- [Record excerpts]
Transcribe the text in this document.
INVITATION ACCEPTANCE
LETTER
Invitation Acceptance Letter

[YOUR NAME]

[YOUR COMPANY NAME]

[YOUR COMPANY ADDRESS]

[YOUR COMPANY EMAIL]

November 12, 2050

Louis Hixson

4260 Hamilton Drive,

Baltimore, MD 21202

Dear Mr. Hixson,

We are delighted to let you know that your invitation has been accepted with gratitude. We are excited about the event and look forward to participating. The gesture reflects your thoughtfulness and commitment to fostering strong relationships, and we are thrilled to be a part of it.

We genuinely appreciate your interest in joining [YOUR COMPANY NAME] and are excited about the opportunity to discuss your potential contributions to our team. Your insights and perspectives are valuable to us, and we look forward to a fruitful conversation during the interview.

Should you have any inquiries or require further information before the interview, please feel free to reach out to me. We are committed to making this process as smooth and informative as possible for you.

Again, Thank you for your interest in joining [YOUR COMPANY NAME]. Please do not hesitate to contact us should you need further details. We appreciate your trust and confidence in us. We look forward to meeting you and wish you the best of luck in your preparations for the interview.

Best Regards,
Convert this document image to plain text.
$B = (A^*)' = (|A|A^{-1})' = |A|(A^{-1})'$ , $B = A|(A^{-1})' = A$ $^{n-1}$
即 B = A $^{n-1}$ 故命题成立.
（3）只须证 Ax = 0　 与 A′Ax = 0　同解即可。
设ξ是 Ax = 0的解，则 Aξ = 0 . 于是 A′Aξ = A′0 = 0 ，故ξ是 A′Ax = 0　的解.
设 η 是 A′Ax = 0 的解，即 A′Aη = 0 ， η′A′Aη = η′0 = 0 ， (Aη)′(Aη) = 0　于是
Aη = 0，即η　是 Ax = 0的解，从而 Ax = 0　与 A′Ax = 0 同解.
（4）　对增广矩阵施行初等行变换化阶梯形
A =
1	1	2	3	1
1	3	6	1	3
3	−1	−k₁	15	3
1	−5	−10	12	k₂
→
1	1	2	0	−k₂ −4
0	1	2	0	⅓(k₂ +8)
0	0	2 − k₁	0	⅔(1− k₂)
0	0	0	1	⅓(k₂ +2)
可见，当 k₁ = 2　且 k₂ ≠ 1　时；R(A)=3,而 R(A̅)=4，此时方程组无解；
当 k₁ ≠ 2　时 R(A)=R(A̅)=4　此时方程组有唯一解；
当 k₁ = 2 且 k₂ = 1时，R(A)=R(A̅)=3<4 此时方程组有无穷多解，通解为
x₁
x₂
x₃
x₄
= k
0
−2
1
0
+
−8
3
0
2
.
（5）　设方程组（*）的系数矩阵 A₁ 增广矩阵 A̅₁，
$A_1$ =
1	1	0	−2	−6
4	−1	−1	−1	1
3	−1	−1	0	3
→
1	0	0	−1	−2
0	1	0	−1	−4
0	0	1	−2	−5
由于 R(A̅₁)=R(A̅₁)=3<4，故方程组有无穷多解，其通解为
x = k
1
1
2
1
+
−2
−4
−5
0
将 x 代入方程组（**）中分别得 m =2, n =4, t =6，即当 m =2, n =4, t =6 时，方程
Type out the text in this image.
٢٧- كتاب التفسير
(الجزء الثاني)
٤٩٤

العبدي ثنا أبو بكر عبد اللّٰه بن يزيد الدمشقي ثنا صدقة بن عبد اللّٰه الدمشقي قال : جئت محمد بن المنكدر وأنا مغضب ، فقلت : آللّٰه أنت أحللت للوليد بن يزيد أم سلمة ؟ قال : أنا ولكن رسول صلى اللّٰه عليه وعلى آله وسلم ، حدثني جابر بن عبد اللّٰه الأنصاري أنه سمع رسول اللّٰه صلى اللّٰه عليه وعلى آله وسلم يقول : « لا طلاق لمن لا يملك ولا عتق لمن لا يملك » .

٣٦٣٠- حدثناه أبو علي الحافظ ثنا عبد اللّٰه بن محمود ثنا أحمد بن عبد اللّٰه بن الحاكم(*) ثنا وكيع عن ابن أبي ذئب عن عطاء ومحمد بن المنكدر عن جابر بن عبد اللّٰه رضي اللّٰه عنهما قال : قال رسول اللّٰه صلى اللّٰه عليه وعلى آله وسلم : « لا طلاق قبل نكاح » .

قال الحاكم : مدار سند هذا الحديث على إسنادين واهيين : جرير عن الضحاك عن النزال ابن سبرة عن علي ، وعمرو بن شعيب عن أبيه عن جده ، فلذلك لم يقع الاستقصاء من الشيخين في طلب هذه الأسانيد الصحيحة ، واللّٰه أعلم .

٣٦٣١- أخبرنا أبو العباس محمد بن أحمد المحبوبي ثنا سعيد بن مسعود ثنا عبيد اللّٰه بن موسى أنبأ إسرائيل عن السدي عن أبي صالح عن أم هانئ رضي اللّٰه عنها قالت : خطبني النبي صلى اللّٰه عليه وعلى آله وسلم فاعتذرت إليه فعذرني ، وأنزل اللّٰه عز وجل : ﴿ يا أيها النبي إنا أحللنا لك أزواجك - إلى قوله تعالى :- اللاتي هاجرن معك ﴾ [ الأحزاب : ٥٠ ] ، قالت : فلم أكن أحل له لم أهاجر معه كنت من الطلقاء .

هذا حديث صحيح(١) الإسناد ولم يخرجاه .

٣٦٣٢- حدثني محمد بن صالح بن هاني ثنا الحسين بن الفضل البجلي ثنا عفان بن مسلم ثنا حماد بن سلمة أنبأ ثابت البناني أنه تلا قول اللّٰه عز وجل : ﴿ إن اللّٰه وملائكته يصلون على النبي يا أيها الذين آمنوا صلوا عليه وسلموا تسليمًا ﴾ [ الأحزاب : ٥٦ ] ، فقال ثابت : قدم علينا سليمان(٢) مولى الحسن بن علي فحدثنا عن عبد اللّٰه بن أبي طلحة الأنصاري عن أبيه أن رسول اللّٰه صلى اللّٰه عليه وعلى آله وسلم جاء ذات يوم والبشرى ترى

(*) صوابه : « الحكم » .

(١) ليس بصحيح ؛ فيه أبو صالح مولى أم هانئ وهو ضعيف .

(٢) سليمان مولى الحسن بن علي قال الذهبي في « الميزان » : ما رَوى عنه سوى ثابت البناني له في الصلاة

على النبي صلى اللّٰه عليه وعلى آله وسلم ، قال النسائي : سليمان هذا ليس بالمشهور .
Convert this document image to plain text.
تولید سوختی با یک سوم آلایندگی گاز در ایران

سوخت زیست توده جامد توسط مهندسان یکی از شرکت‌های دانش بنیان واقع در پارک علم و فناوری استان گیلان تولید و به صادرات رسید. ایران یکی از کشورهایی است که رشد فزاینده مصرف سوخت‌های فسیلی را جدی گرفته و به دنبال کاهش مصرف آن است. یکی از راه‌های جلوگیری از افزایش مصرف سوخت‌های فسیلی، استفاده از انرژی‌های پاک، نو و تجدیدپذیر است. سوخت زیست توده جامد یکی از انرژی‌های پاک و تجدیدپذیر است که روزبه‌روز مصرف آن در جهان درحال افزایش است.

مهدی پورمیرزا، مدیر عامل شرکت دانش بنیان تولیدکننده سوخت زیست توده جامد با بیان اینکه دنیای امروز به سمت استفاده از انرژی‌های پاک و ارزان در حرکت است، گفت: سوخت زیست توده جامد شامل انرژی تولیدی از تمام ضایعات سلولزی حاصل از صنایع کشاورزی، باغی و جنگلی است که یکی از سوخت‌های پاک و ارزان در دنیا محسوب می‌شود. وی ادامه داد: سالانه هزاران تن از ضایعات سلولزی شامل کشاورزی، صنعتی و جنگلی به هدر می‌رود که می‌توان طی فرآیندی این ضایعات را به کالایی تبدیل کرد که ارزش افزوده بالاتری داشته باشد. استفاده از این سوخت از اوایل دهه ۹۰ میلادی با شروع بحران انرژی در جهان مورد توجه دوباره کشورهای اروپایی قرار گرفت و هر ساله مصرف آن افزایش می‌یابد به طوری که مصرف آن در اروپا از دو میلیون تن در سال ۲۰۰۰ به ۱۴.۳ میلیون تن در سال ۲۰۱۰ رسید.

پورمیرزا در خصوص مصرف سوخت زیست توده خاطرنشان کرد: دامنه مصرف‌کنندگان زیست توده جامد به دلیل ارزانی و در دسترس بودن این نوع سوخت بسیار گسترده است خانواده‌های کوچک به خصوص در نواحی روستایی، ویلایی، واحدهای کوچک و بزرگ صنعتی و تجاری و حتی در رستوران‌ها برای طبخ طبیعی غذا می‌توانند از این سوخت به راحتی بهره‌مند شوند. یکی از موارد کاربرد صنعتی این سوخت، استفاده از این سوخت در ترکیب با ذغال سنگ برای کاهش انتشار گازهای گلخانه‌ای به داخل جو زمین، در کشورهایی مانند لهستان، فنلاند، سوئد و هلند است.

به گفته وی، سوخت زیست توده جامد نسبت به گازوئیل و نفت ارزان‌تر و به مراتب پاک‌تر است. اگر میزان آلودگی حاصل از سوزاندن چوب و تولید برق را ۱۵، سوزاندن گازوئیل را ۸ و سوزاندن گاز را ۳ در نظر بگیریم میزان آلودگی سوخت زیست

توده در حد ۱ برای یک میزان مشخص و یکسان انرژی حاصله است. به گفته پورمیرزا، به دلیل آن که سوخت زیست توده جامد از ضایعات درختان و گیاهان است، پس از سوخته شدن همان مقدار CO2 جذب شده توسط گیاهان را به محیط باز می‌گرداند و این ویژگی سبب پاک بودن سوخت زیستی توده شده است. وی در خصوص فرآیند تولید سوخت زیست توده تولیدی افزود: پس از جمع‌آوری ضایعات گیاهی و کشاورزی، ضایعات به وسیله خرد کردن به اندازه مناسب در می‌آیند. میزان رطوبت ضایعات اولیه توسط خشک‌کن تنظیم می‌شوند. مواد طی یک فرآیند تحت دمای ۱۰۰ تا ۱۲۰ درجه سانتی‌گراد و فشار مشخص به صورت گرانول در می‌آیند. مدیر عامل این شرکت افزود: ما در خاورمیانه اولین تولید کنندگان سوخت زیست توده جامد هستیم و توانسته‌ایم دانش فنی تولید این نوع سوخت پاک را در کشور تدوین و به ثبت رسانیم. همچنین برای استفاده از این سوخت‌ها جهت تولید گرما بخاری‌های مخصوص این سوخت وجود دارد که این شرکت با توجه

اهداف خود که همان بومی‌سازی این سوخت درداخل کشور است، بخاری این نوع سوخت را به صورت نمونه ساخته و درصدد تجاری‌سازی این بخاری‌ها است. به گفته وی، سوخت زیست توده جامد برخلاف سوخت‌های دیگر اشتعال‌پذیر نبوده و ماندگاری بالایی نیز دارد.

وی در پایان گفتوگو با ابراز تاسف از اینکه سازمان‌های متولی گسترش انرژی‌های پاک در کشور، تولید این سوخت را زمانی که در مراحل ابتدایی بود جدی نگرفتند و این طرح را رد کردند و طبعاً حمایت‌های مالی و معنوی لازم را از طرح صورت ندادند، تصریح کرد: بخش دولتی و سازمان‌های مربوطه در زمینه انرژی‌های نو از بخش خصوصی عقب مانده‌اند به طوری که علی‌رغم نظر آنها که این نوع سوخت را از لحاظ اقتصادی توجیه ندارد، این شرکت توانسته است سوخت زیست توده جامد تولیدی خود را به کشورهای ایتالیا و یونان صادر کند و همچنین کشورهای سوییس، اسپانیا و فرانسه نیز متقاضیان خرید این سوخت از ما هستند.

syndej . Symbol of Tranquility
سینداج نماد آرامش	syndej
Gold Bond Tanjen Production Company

- [Your goal] List every line in the records above that contains the word "text".

- [Task answer]
Transcribe the text in this document.
Convert this document image to plain text.
Type out the text in this image.
Convert this document image to plain text.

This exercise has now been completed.